| SHORT PROBLEM |
Set down each line of the material that follows, exactly, with no pictures.

◆ ◆ ◆

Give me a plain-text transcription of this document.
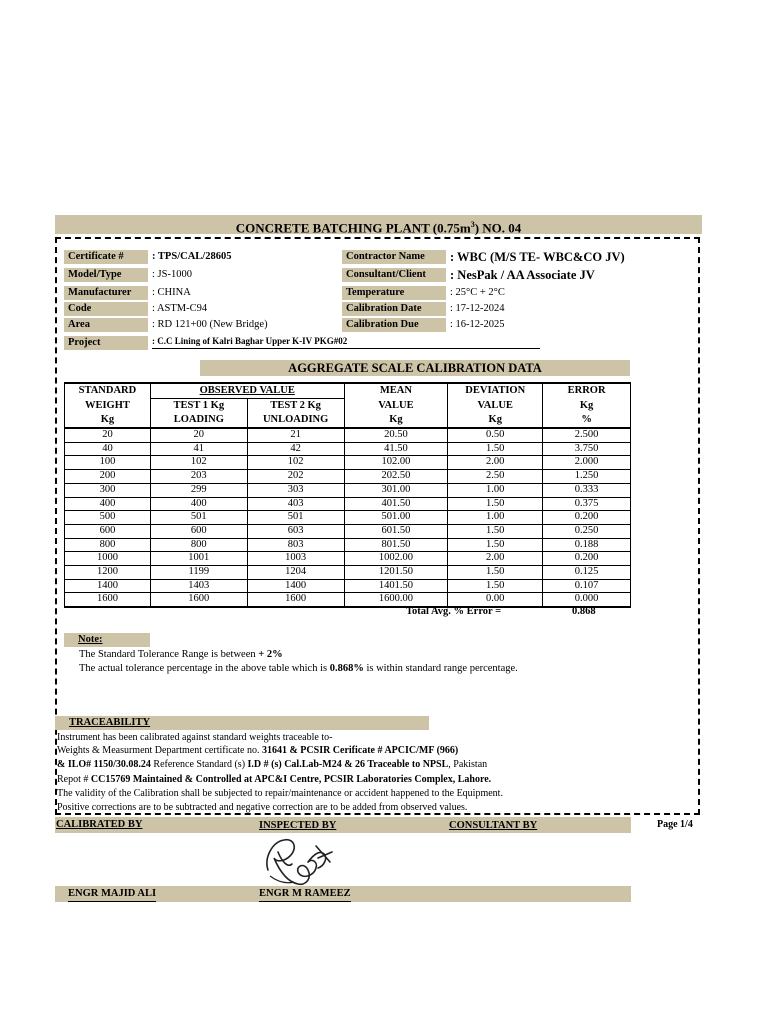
CONCRETE BATCHING PLANT $(0.75m^3)$ NO. 04
Certificate #	: TPS/CAL/28605
Model/Type	: JS-1000
Manufacturer	: CHINA
Code	: ASTM-C94
Area	: RD 121+00 (New Bridge)
Project	: C.C Lining of Kalri Baghar Upper K-IV PKG#02
Contractor Name	: WBC (M/S TE- WBC&CO JV)
Consultant/Client	: NesPak / AA Associate JV
Temperature	: 25°C + 2°C
Calibration Date	: 17-12-2024
Calibration Due	: 16-12-2025
AGGREGATE SCALE CALIBRATION DATA
STANDARD	OBSERVED VALUE		MEAN	DEVIATION	ERROR
WEIGHT	TEST 1 Kg	TEST 2 Kg	VALUE	VALUE	Kg
Kg	LOADING	UNLOADING	Kg	Kg	%
20	20	21	20.50	0.50	2.500
40	41	42	41.50	1.50	3.750
100	102	102	102.00	2.00	2.000
200	203	202	202.50	2.50	1.250
300	299	303	301.00	1.00	0.333
400	400	403	401.50	1.50	0.375
500	501	501	501.00	1.00	0.200
600	600	603	601.50	1.50	0.250
800	800	803	801.50	1.50	0.188
1000	1001	1003	1002.00	2.00	0.200
1200	1199	1204	1201.50	1.50	0.125
1400	1403	1400	1401.50	1.50	0.107
1600	1600	1600	1600.00	0.00	0.000
Total Avg. % Error =	0.868
Note:
The Standard Tolerance Range is between + 2%
The actual tolerance percentage in the above table which is 0.868% is within standard range percentage.
TRACEABILITY
Instrument has been calibrated against standard weights traceable to-
Weights & Measurment Department certificate no. 31641 & PCSIR Cerificate # APCIC/MF (966)
& ILO# 1150/30.08.24 Reference Standard (s) I.D # (s) Cal.Lab-M24 & 26 Traceable to NPSL, Pakistan
Repot # CC15769 Maintained & Controlled at APC&I Centre, PCSIR Laboratories Complex, Lahore.
The validity of the Calibration shall be subjected to repair/maintenance or accident happened to the Equipment.
Positive corrections are to be subtracted and negative correction are to be added from observed values.
CALIBRATED BY	INSPECTED BY	CONSULTANT BY	Page 1/4
ENGR MAJID ALI	ENGR M RAMEEZ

◆ ◆ ◆

| TASK SOLUTION |
Give me a plain-text transcription of this document.
CONCRETE BATCHING PLANT $(0.75m^3)$ NO. 04
Certificate #	: TPS/CAL/28605
Model/Type	: JS-1000
Manufacturer	: CHINA
Code	: ASTM-C94
Area	: RD 121+00 (New Bridge)
Project	: C.C Lining of Kalri Baghar Upper K-IV PKG#02
Contractor Name	: WBC (M/S TE- WBC&CO JV)
Consultant/Client	: NesPak / AA Associate JV
Temperature	: 25°C + 2°C
Calibration Date	: 17-12-2024
Calibration Due	: 16-12-2025
AGGREGATE SCALE CALIBRATION DATA
STANDARD	OBSERVED VALUE		MEAN	DEVIATION	ERROR
WEIGHT	TEST 1 Kg	TEST 2 Kg	VALUE	VALUE	Kg
Kg	LOADING	UNLOADING	Kg	Kg	%
20	20	21	20.50	0.50	2.500
40	41	42	41.50	1.50	3.750
100	102	102	102.00	2.00	2.000
200	203	202	202.50	2.50	1.250
300	299	303	301.00	1.00	0.333
400	400	403	401.50	1.50	0.375
500	501	501	501.00	1.00	0.200
600	600	603	601.50	1.50	0.250
800	800	803	801.50	1.50	0.188
1000	1001	1003	1002.00	2.00	0.200
1200	1199	1204	1201.50	1.50	0.125
1400	1403	1400	1401.50	1.50	0.107
1600	1600	1600	1600.00	0.00	0.000
Total Avg. % Error =	0.868
Note:
The Standard Tolerance Range is between + 2%
The actual tolerance percentage in the above table which is 0.868% is within standard range percentage.
TRACEABILITY
Instrument has been calibrated against standard weights traceable to-
Weights & Measurment Department certificate no. 31641 & PCSIR Cerificate # APCIC/MF (966)
& ILO# 1150/30.08.24 Reference Standard (s) I.D # (s) Cal.Lab-M24 & 26 Traceable to NPSL, Pakistan
Repot # CC15769 Maintained & Controlled at APC&I Centre, PCSIR Laboratories Complex, Lahore.
The validity of the Calibration shall be subjected to repair/maintenance or accident happened to the Equipment.
Positive corrections are to be subtracted and negative correction are to be added from observed values.
CALIBRATED BY	INSPECTED BY	CONSULTANT BY	Page 1/4
ENGR MAJID ALI	ENGR M RAMEEZ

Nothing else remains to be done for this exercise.